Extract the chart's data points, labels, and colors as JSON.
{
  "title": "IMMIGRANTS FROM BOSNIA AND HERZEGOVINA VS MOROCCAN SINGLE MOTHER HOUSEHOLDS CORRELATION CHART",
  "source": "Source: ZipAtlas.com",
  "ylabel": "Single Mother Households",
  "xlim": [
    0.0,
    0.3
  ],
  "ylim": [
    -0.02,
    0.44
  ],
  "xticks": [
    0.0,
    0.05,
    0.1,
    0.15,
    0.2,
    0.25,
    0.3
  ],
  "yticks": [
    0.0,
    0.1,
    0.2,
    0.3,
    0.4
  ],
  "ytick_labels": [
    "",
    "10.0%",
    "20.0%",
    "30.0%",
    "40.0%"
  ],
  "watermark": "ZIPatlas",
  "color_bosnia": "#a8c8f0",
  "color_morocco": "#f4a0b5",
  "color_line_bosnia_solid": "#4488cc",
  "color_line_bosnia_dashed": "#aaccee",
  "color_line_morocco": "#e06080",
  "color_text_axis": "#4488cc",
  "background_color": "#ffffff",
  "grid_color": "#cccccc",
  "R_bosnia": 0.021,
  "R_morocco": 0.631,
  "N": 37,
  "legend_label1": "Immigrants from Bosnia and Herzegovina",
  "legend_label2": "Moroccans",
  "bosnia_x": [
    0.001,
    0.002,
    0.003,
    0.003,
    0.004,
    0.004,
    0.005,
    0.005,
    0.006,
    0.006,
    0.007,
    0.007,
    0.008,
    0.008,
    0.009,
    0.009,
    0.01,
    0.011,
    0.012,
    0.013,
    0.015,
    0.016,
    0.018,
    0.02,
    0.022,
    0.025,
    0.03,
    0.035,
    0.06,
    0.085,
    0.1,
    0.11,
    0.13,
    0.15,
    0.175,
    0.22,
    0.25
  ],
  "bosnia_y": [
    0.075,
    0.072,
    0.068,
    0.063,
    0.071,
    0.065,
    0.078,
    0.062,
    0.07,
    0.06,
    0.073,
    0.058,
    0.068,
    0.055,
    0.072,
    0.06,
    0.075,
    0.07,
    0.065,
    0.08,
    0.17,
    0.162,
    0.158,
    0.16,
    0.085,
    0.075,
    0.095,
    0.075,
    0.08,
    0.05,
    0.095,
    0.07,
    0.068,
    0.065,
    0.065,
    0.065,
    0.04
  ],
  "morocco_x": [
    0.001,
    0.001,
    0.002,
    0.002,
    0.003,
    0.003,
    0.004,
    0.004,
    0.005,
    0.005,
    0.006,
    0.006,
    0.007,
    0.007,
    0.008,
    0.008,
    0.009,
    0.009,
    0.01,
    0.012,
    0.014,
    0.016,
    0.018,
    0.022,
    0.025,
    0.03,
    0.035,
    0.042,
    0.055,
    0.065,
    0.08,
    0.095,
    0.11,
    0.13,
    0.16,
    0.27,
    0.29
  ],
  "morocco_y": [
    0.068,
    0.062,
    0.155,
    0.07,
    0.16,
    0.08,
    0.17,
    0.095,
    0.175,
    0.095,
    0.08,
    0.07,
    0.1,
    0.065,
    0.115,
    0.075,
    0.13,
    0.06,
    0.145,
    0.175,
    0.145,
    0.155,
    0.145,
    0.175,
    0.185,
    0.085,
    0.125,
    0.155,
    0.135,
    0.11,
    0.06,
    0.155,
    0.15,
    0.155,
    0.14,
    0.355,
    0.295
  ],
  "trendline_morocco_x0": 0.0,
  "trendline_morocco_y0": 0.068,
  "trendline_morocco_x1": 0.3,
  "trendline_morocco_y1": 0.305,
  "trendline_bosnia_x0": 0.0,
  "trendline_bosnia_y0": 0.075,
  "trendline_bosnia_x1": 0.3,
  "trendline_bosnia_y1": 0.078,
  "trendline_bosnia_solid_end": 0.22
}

---------------

Reproduce the material precisely, including every line.

Extract the chart's data points, labels, and colors as JSON.
{
  "title": "IMMIGRANTS FROM BOSNIA AND HERZEGOVINA VS MOROCCAN SINGLE MOTHER HOUSEHOLDS CORRELATION CHART",
  "source": "Source: ZipAtlas.com",
  "ylabel": "Single Mother Households",
  "xlim": [
    0.0,
    0.3
  ],
  "ylim": [
    -0.02,
    0.44
  ],
  "xticks": [
    0.0,
    0.05,
    0.1,
    0.15,
    0.2,
    0.25,
    0.3
  ],
  "yticks": [
    0.0,
    0.1,
    0.2,
    0.3,
    0.4
  ],
  "ytick_labels": [
    "",
    "10.0%",
    "20.0%",
    "30.0%",
    "40.0%"
  ],
  "watermark": "ZIPatlas",
  "color_bosnia": "#a8c8f0",
  "color_morocco": "#f4a0b5",
  "color_line_bosnia_solid": "#4488cc",
  "color_line_bosnia_dashed": "#aaccee",
  "color_line_morocco": "#e06080",
  "color_text_axis": "#4488cc",
  "background_color": "#ffffff",
  "grid_color": "#cccccc",
  "R_bosnia": 0.021,
  "R_morocco": 0.631,
  "N": 37,
  "legend_label1": "Immigrants from Bosnia and Herzegovina",
  "legend_label2": "Moroccans",
  "bosnia_x": [
    0.001,
    0.002,
    0.003,
    0.003,
    0.004,
    0.004,
    0.005,
    0.005,
    0.006,
    0.006,
    0.007,
    0.007,
    0.008,
    0.008,
    0.009,
    0.009,
    0.01,
    0.011,
    0.012,
    0.013,
    0.015,
    0.016,
    0.018,
    0.02,
    0.022,
    0.025,
    0.03,
    0.035,
    0.06,
    0.085,
    0.1,
    0.11,
    0.13,
    0.15,
    0.175,
    0.22,
    0.25
  ],
  "bosnia_y": [
    0.075,
    0.072,
    0.068,
    0.063,
    0.071,
    0.065,
    0.078,
    0.062,
    0.07,
    0.06,
    0.073,
    0.058,
    0.068,
    0.055,
    0.072,
    0.06,
    0.075,
    0.07,
    0.065,
    0.08,
    0.17,
    0.162,
    0.158,
    0.16,
    0.085,
    0.075,
    0.095,
    0.075,
    0.08,
    0.05,
    0.095,
    0.07,
    0.068,
    0.065,
    0.065,
    0.065,
    0.04
  ],
  "morocco_x": [
    0.001,
    0.001,
    0.002,
    0.002,
    0.003,
    0.003,
    0.004,
    0.004,
    0.005,
    0.005,
    0.006,
    0.006,
    0.007,
    0.007,
    0.008,
    0.008,
    0.009,
    0.009,
    0.01,
    0.012,
    0.014,
    0.016,
    0.018,
    0.022,
    0.025,
    0.03,
    0.035,
    0.042,
    0.055,
    0.065,
    0.08,
    0.095,
    0.11,
    0.13,
    0.16,
    0.27,
    0.29
  ],
  "morocco_y": [
    0.068,
    0.062,
    0.155,
    0.07,
    0.16,
    0.08,
    0.17,
    0.095,
    0.175,
    0.095,
    0.08,
    0.07,
    0.1,
    0.065,
    0.115,
    0.075,
    0.13,
    0.06,
    0.145,
    0.175,
    0.145,
    0.155,
    0.145,
    0.175,
    0.185,
    0.085,
    0.125,
    0.155,
    0.135,
    0.11,
    0.06,
    0.155,
    0.15,
    0.155,
    0.14,
    0.355,
    0.295
  ],
  "trendline_morocco_x0": 0.0,
  "trendline_morocco_y0": 0.068,
  "trendline_morocco_x1": 0.3,
  "trendline_morocco_y1": 0.305,
  "trendline_bosnia_x0": 0.0,
  "trendline_bosnia_y0": 0.075,
  "trendline_bosnia_x1": 0.3,
  "trendline_bosnia_y1": 0.078,
  "trendline_bosnia_solid_end": 0.22
}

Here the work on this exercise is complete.